> [Text segment]:
## BEGIN

Wednesday, May 10, 2023
By Harry Cummins
There was lunacy in Louisville last week where 7 horses died in the lead- up to the Kentucky Derby and no one seems to know why. Elsewhere, political violence and militarism in this country continues unabated in the wake of endless mass-shootings. Seems we are all stranded somewhere along the spectrum spanning anger and desensitization as our age-old institutions seemingly unravel at an alarming rate.
Then, out of the blue, something nice happens in our ordinary back-page lives.
I received a note on social media this week from a woman who once sat next to me 60 years ago in an 11th grade history class. She remembered that I used to carry her text books between classes. Probably not as bent toward generosity as I was back then, her note nevertheless triggered a softness in my current stance, along with the realization of the current play of light and dark in my own life.
My belief was reinforced that there is an uninterrupted laser-like light source that can guide us thru life... if we don't loose sight of it, obliterated by long stretches of darkness. It operates, I surmise, much like the current pace-setting system using LED lights employed by the sport of track and field in keeping athletes on task.
This beam of obedience, kindness, forgiveness, or whatever label you attach to it, still radiates in a world coming apart at the seams.
Like every jockey knows.... hold on tight and look for the light.
Tuesday, May 9, 2023
By Harry Cummins
The year I turned forty, fit and fanciful, was the same year I fell hopelessly in love.
My mid-life romance was absorbed into that peculiar juxtaposition of pain and pleasure known as the mile run. As a miler at middle-age, I had suddenly became one of life's more pronounced captives of time.
Held hostage by hope and the promises on some distant stop-watch, I would dream of moments when the contours and contradictions of my imperfect life would come together on that final, perfect straightaway. A reward for fidelity... for keeping the faith. A garland for the thistled steadfastness of my daily training. A bit of glory, I imagined, for those rubbery-legged repetitions that sought to proportion speed and strength in just the right mix.

## END

> [Dataset excerpts]:
## BEGIN

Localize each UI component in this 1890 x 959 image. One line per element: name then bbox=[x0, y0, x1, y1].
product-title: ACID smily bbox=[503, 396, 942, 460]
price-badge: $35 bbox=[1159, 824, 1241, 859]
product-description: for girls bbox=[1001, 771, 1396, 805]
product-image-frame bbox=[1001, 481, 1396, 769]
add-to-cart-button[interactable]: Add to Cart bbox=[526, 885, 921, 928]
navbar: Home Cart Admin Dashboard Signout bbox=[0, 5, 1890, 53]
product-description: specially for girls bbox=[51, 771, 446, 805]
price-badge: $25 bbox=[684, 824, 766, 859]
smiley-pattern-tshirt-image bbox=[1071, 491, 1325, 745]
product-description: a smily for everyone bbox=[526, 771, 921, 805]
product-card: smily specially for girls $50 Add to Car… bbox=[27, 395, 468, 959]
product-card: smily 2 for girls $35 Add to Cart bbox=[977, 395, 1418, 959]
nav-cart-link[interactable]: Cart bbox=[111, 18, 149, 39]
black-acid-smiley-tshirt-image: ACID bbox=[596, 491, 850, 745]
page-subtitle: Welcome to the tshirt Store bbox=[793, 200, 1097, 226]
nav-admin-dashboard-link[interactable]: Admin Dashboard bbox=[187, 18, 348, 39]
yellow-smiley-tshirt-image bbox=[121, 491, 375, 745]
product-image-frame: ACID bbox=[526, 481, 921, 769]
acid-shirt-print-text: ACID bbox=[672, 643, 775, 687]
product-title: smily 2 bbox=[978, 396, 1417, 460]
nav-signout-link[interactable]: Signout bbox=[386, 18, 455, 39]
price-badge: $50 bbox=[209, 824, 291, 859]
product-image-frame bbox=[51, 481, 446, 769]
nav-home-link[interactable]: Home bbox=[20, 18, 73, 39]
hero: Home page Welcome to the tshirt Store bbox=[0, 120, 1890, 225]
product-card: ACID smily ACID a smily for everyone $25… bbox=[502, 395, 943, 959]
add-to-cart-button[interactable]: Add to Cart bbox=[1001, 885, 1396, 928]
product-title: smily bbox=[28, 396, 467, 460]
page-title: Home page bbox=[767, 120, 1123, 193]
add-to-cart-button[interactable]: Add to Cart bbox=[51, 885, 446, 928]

## END

> [Short task 1]:
The essay about the guiding light names several labels a reader might attach to its "beam." List each of them.
> [Short task 2]:
In the essay about the guiding light, what did the former classmate remember about the author?
> [Short task 3]:
Extend the essay about the mile run by a few paragraphs, beginning right after its final sentence.

> [Task answer 1]:
obedience, kindness, forgiveness

> [Task answer 2]:
She remembered that the author used to carry her textbooks between classes.

> [Task answer 3]:
No matter what our ages or our particular passions, are not such moments our fondest hopes? For John Walker, his 1975 crossing of the 3:50 threshold must have been the moment - that fleeting exposure to the outer limits of human experience.
As I write this, today marks the anniversary of that historic May evening in 1954 on Oxford's Iffley Road track when Roger Banister became the first man to break 4 minutes in the mile. Years later, he describes a paradox he eventually would discover:
"I was resting on billowing white clouds that would, I thought then, always protect me from the worst of life's buffeting."
As I round the curves of advancing age myself, I have come to understand Bannister's words regarding all athletic achievements in life. Or all achievement for that matter. More often than not, such pursuits of perfection do illuminate our existence and are worthy of pursuit. But the reality is that these self-absorbed moments don't always protect us, and sport, of course, must never be mistaken as finally sufficient in itself.
Today, carrying the unwanted weight of indulgence and a series of surgical setbacks, I am no longer a runner. For the longest time, my passion for the sport had persisted and shaped who I became. But I am no longer in love.
I have come to realize that it can be a hostile world, four minutes to a mile and fourscore years to a lifetime. We all need traveling companions other than our own thoughts, to carry us thru.
So many of our passions in this life dissolve with the passing of time. But there is a kind of love that still endures. A kind of love that "Beareth all things, beliveth all things, hopeth all things."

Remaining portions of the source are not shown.